Set down the full listing exactly, character for character.

— Start of Source data —

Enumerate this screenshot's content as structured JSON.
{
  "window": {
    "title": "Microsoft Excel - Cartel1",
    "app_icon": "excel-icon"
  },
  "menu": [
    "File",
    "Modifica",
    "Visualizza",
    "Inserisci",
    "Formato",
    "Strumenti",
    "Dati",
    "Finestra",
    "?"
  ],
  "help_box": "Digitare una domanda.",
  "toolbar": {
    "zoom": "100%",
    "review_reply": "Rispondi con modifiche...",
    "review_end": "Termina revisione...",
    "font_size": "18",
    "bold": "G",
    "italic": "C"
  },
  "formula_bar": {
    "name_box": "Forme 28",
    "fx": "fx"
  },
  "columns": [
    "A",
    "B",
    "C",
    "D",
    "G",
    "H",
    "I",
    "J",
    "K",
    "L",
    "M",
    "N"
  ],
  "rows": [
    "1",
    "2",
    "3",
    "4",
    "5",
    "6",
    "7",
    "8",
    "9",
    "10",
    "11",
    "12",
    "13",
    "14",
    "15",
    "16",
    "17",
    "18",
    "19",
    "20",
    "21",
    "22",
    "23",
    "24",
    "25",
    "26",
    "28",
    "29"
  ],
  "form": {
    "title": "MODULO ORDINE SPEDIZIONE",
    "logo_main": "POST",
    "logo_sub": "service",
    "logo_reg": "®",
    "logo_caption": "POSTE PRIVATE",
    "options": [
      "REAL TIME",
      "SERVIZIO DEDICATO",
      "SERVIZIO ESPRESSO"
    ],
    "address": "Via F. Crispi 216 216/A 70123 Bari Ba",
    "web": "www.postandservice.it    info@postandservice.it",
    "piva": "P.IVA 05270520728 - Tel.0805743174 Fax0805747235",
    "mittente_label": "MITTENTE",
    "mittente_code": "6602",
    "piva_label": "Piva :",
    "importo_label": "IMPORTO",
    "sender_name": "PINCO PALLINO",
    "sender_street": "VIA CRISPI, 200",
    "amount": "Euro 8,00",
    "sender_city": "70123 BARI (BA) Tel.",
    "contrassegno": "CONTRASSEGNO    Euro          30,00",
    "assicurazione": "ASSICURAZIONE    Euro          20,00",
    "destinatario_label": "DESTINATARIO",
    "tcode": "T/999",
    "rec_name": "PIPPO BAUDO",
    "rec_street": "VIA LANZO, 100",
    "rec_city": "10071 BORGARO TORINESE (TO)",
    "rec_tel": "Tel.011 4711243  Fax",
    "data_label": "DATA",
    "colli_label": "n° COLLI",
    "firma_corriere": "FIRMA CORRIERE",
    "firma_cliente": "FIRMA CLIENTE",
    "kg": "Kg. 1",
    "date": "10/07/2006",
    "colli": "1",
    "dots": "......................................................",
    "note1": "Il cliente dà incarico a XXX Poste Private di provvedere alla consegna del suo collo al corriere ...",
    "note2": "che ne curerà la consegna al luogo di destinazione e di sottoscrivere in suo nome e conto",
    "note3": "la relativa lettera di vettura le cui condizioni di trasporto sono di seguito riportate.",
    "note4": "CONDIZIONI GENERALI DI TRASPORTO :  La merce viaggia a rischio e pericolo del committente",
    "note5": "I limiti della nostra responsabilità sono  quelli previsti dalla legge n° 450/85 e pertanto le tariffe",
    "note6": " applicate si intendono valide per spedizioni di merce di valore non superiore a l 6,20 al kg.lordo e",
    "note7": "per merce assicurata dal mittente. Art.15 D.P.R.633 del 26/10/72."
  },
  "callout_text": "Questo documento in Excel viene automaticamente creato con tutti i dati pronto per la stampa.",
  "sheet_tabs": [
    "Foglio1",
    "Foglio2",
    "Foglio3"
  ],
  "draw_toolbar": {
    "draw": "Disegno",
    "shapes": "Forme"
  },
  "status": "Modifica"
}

— End of Source data —

◆ Answer ◆
Enumerate this screenshot's content as structured JSON.
{
  "window": {
    "title": "Microsoft Excel - Cartel1",
    "app_icon": "excel-icon"
  },
  "menu": [
    "File",
    "Modifica",
    "Visualizza",
    "Inserisci",
    "Formato",
    "Strumenti",
    "Dati",
    "Finestra",
    "?"
  ],
  "help_box": "Digitare una domanda.",
  "toolbar": {
    "zoom": "100%",
    "review_reply": "Rispondi con modifiche...",
    "review_end": "Termina revisione...",
    "font_size": "18",
    "bold": "G",
    "italic": "C"
  },
  "formula_bar": {
    "name_box": "Forme 28",
    "fx": "fx"
  },
  "columns": [
    "A",
    "B",
    "C",
    "D",
    "G",
    "H",
    "I",
    "J",
    "K",
    "L",
    "M",
    "N"
  ],
  "rows": [
    "1",
    "2",
    "3",
    "4",
    "5",
    "6",
    "7",
    "8",
    "9",
    "10",
    "11",
    "12",
    "13",
    "14",
    "15",
    "16",
    "17",
    "18",
    "19",
    "20",
    "21",
    "22",
    "23",
    "24",
    "25",
    "26",
    "28",
    "29"
  ],
  "form": {
    "title": "MODULO ORDINE SPEDIZIONE",
    "logo_main": "POST",
    "logo_sub": "service",
    "logo_reg": "®",
    "logo_caption": "POSTE PRIVATE",
    "options": [
      "REAL TIME",
      "SERVIZIO DEDICATO",
      "SERVIZIO ESPRESSO"
    ],
    "address": "Via F. Crispi 216 216/A 70123 Bari Ba",
    "web": "www.postandservice.it    info@postandservice.it",
    "piva": "P.IVA 05270520728 - Tel.0805743174 Fax0805747235",
    "mittente_label": "MITTENTE",
    "mittente_code": "6602",
    "piva_label": "Piva :",
    "importo_label": "IMPORTO",
    "sender_name": "PINCO PALLINO",
    "sender_street": "VIA CRISPI, 200",
    "amount": "Euro 8,00",
    "sender_city": "70123 BARI (BA) Tel.",
    "contrassegno": "CONTRASSEGNO    Euro          30,00",
    "assicurazione": "ASSICURAZIONE    Euro          20,00",
    "destinatario_label": "DESTINATARIO",
    "tcode": "T/999",
    "rec_name": "PIPPO BAUDO",
    "rec_street": "VIA LANZO, 100",
    "rec_city": "10071 BORGARO TORINESE (TO)",
    "rec_tel": "Tel.011 4711243  Fax",
    "data_label": "DATA",
    "colli_label": "n° COLLI",
    "firma_corriere": "FIRMA CORRIERE",
    "firma_cliente": "FIRMA CLIENTE",
    "kg": "Kg. 1",
    "date": "10/07/2006",
    "colli": "1",
    "dots": "......................................................",
    "note1": "Il cliente dà incarico a XXX Poste Private di provvedere alla consegna del suo collo al corriere ...",
    "note2": "che ne curerà la consegna al luogo di destinazione e di sottoscrivere in suo nome e conto",
    "note3": "la relativa lettera di vettura le cui condizioni di trasporto sono di seguito riportate.",
    "note4": "CONDIZIONI GENERALI DI TRASPORTO :  La merce viaggia a rischio e pericolo del committente",
    "note5": "I limiti della nostra responsabilità sono  quelli previsti dalla legge n° 450/85 e pertanto le tariffe",
    "note6": " applicate si intendono valide per spedizioni di merce di valore non superiore a l 6,20 al kg.lordo e",
    "note7": "per merce assicurata dal mittente. Art.15 D.P.R.633 del 26/10/72."
  },
  "callout_text": "Questo documento in Excel viene automaticamente creato con tutti i dati pronto per la stampa.",
  "sheet_tabs": [
    "Foglio1",
    "Foglio2",
    "Foglio3"
  ],
  "draw_toolbar": {
    "draw": "Disegno",
    "shapes": "Forme"
  },
  "status": "Modifica"
}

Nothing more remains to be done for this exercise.